Collect from the data below each line with "this".

Extracted data entries:
────

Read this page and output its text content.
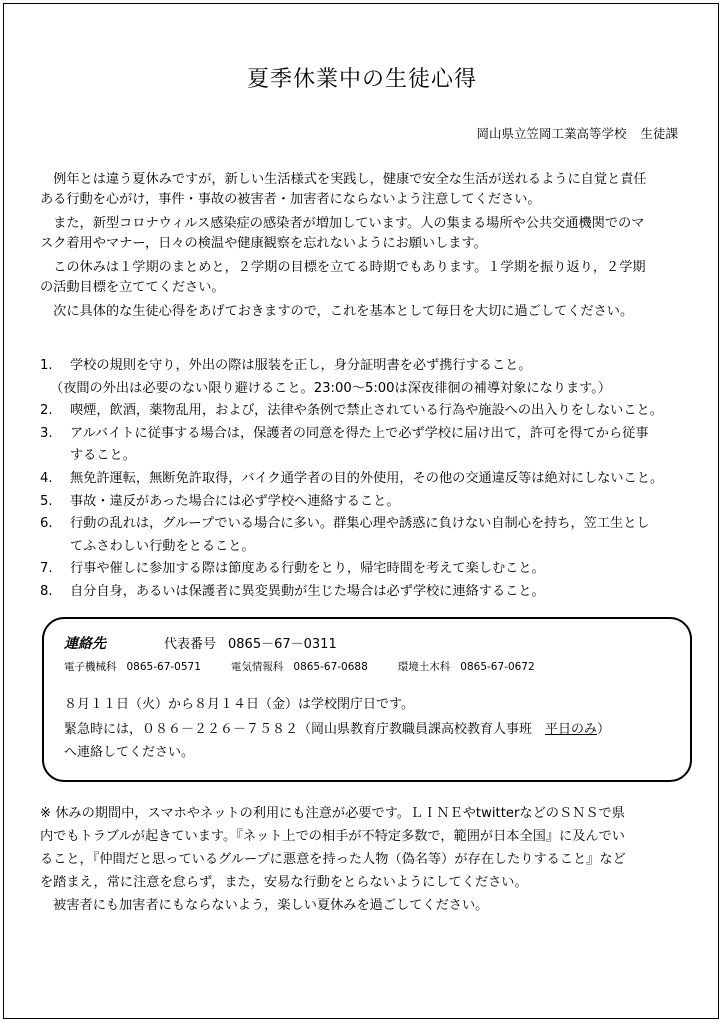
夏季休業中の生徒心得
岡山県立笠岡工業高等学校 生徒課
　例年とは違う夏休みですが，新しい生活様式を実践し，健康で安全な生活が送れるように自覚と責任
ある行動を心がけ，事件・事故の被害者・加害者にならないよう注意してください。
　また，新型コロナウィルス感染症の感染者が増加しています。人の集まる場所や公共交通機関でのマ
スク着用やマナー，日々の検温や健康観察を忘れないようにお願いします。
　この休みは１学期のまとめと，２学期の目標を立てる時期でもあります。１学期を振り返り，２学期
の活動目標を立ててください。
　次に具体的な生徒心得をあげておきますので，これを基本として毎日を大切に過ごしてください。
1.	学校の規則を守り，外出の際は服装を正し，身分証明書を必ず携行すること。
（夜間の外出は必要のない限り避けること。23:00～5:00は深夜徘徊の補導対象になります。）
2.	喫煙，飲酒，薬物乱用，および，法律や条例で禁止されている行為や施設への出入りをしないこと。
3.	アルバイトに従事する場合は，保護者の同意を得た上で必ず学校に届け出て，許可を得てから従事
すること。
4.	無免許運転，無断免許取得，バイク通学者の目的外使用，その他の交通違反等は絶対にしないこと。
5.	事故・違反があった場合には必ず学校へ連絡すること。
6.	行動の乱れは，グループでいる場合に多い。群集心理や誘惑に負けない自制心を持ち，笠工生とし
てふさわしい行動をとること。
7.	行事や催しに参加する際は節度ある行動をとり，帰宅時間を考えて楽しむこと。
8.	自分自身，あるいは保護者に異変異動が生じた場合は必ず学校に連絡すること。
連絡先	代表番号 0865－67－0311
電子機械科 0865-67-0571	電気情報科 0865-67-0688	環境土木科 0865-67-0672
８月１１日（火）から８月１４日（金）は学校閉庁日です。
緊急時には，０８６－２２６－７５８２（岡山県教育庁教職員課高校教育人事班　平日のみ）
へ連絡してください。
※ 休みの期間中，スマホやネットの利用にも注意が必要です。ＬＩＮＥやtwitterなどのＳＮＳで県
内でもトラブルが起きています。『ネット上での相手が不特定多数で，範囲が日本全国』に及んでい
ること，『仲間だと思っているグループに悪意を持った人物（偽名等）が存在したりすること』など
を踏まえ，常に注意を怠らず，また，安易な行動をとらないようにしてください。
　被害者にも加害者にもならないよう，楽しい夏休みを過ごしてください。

────

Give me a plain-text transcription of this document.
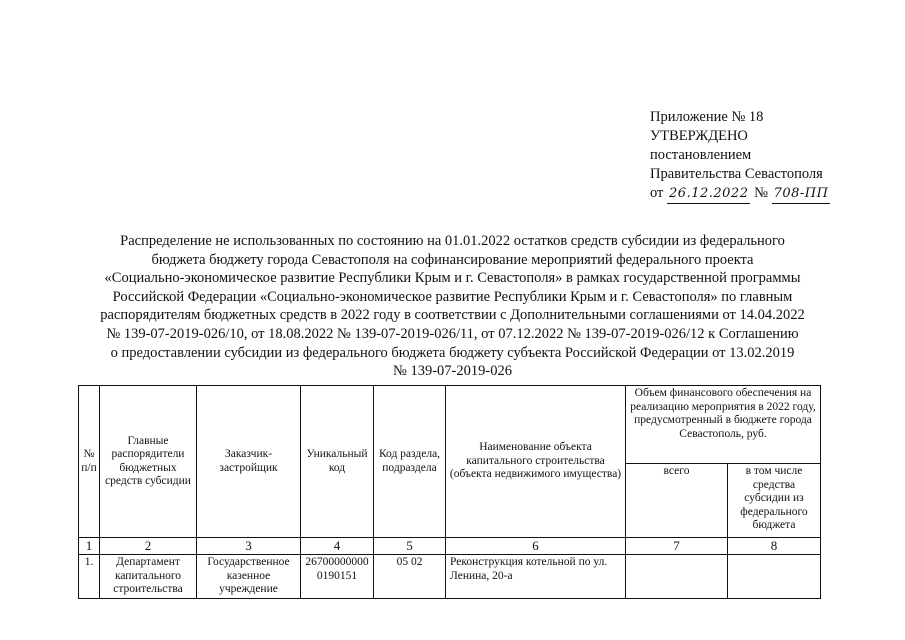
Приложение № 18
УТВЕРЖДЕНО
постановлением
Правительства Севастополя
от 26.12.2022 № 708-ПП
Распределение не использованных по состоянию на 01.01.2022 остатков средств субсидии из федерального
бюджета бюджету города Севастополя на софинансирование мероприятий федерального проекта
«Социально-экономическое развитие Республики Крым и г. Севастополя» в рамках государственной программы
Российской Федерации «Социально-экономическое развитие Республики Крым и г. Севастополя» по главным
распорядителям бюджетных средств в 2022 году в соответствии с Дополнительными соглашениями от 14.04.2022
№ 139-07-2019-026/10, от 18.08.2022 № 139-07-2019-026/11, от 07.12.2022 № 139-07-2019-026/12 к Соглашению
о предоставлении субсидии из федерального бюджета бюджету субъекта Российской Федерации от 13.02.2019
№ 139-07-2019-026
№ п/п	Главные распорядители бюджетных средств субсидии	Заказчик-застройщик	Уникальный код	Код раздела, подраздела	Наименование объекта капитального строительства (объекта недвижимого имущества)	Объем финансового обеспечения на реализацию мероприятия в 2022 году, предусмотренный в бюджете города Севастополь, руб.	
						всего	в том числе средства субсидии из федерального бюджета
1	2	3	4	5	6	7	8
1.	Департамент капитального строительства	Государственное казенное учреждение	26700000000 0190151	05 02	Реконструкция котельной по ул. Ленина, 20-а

────

== Exercise solution ==
Read this page and output its text content.
Give me a plain-text transcription of this document.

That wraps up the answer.